Re: Including build metadata in packages

To: debian-devel@lists.debian.org
Subject: Re: Including build metadata in packages
From: Simon McVittie <smcv@debian.org>
Date: Wed, 16 Feb 2022 16:51:38 +0000
Message-id: <[🔎] Yg0rmoRodGEAgSQC@momentum.pseudorandom.co.uk>
In-reply-to: <[🔎] cf5e0b4a47522591d3fc814ca1e031113870be5b.camel@debian.org>
References: <Ygz+w/Wo7ZCRGq/9@momentum.pseudorandom.co.uk> <[🔎] cf5e0b4a47522591d3fc814ca1e031113870be5b.camel@debian.org>

On Wed, 16 Feb 2022 at 23:25:46 +0800, Paul Wise wrote:
> Simon McVittie wrote:
> > handling build logs is not dak's job (and I don't think handling
> > things like the binutils test results should be dak's job either).
> 
> It has always felt weird to me that build logs are entirely separate to
> the archive off in a side service rather than first-class artefacts
> that people occasionally need to look at. Also that the maintainer
> build logs don't end up anywhere and are probably just deleted. I think
> the same applies to the buildinfo files and also these tests results
> and other artefacts that are mentioned in this thread.

If the maintainers of dak (our eternally overworked ftp team) want to
pick up build logs as first-class artifacts produced by both failed
and successful builds, they're welcome to do so (and then handling my
prototype of test artifacts would be a matter of adding another glob
pattern to be stored, for the tarball of artifacts that accompanies the
log); but I don't want to block on them doing that, because that seems
like a recipe for it never happening.

I am also not sure that it would be appropriate for dak to be doing
any processing on *failed* builds, which currently fail and get diverted
off into other code paths long before they get to dak.

__________

■ Your instructions
Please transcribe word for word the passage of the mailing-list reply about build metadata starting at "If the maintainers" and ending at "it never happening.".

■ Records
__________

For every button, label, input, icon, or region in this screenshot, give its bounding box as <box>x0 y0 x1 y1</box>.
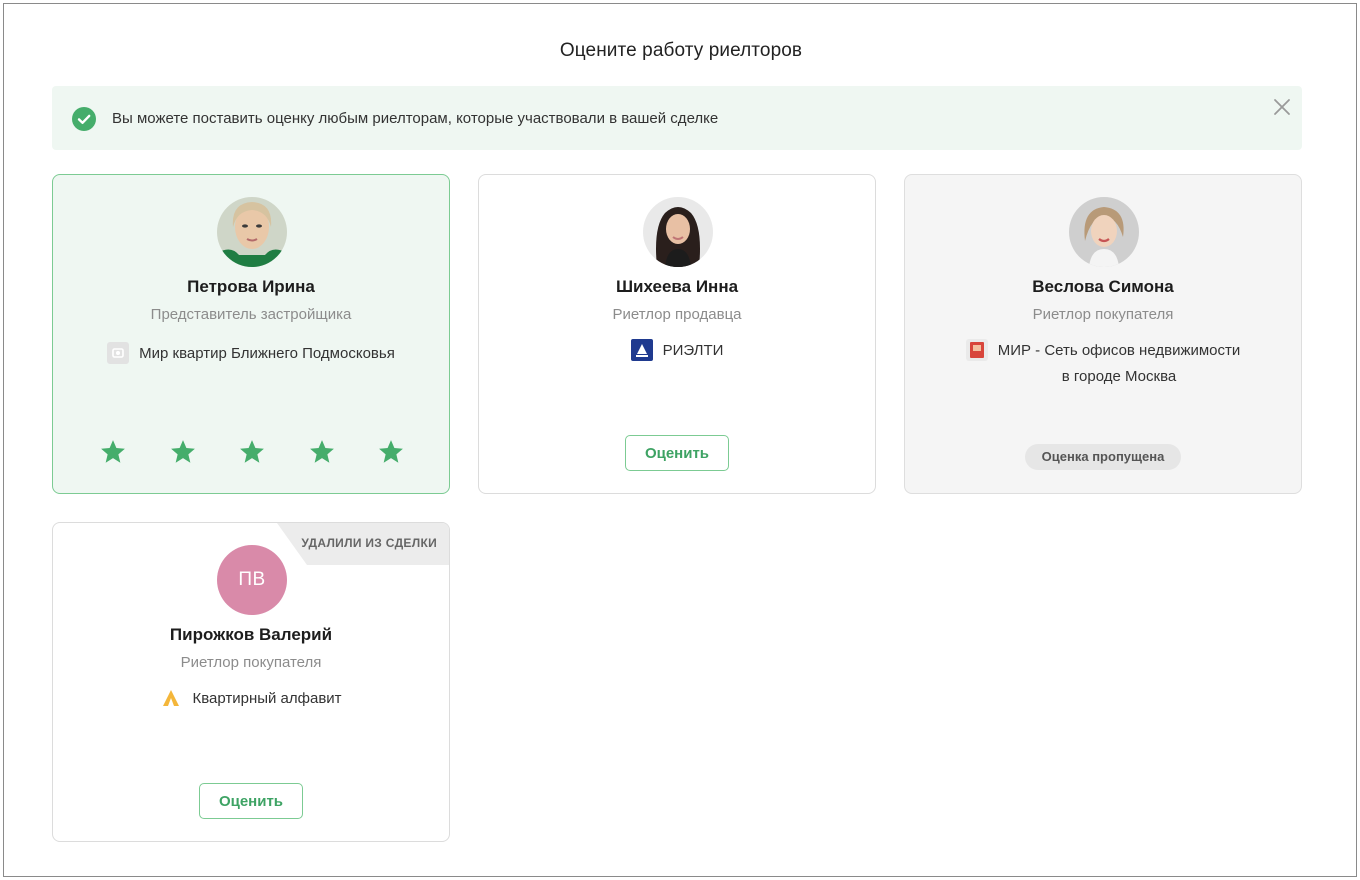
star-icon[interactable] <box>238 438 266 466</box>
avatar-initials: ПВ <box>217 545 287 615</box>
star-icon[interactable] <box>99 438 127 466</box>
realtor-role: Риетлор покупателя <box>180 654 322 671</box>
realty-logo-icon <box>630 339 653 361</box>
company-row: Мир квартир Ближнего Подмосковья <box>53 341 449 367</box>
rating-page: Оцените работу риелторов Вы можете поста… <box>3 3 1357 877</box>
avatar <box>217 197 287 267</box>
company-name: МИР - Сеть офисов недвижимости в городе М… <box>998 338 1241 390</box>
page-title: Оцените работу риелторов <box>559 40 803 61</box>
company-row: МИР - Сеть офисов недвижимости в городе М… <box>905 338 1301 390</box>
realtor-card-veslova: Веслова Симона Риетлор покупателя МИР - … <box>904 174 1302 494</box>
realtor-role: Риетлор покупателя <box>1032 306 1174 323</box>
realtor-name: Петрова Ирина <box>187 277 315 296</box>
info-notice: Вы можете поставить оценку любым риелтор… <box>52 86 1302 150</box>
realtor-name: Шихеева Инна <box>615 277 739 296</box>
company-name: РИЭЛТИ <box>662 342 724 359</box>
removed-tag-text: УДАЛИЛИ ИЗ СДЕЛКИ <box>301 536 437 550</box>
realtor-role: Представитель застройщика <box>150 306 352 323</box>
removed-tag: УДАЛИЛИ ИЗ СДЕЛКИ <box>277 523 449 565</box>
skipped-badge: Оценка пропущена <box>1025 444 1181 470</box>
close-icon[interactable] <box>1271 96 1293 118</box>
star-icon[interactable] <box>308 438 336 466</box>
rate-button[interactable]: Оценить <box>625 435 729 471</box>
avatar <box>1069 197 1139 267</box>
realtor-card-petrova: Петрова Ирина Представитель застройщика … <box>52 174 450 494</box>
star-icon[interactable] <box>169 438 197 466</box>
company-row: Квартирный алфавит <box>53 686 449 712</box>
rating-stars <box>99 438 405 466</box>
mir-logo-icon <box>965 339 988 361</box>
star-icon[interactable] <box>377 438 405 466</box>
company-name: Мир квартир Ближнего Подмосковья <box>139 345 395 362</box>
company-logo-placeholder-icon <box>107 342 130 364</box>
rate-button[interactable]: Оценить <box>199 783 303 819</box>
alphabet-logo-icon <box>160 687 182 709</box>
realtor-name: Пирожков Валерий <box>169 625 333 644</box>
company-row: РИЭЛТИ <box>479 338 875 364</box>
company-name-line1: МИР - Сеть офисов недвижимости <box>997 342 1241 359</box>
realtor-card-pirozhkov: УДАЛИЛИ ИЗ СДЕЛКИ ПВ Пирожков Валерий Ри… <box>52 522 450 842</box>
notice-text: Вы можете поставить оценку любым риелтор… <box>112 110 719 127</box>
avatar <box>643 197 713 267</box>
company-name-line2: в городе Москва <box>1061 368 1177 385</box>
realtor-role: Риетлор продавца <box>612 306 742 323</box>
realtor-name: Веслова Симона <box>1032 277 1174 296</box>
realtor-card-shikheeva: Шихеева Инна Риетлор продавца РИЭЛТИ Оце… <box>478 174 876 494</box>
check-circle-icon <box>72 107 96 131</box>
company-name: Квартирный алфавит <box>192 690 342 707</box>
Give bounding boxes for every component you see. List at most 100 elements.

__________

■ Finished exercise
If the maintainers of dak (our eternally overworked ftp team) want to
pick up build logs as first-class artifacts produced by both failed
and successful builds, they're welcome to do so (and then handling my
prototype of test artifacts would be a matter of adding another glob
pattern to be stored, for the tarball of artifacts that accompanies the
log); but I don't want to block on them doing that, because that seems
like a recipe for it never happening.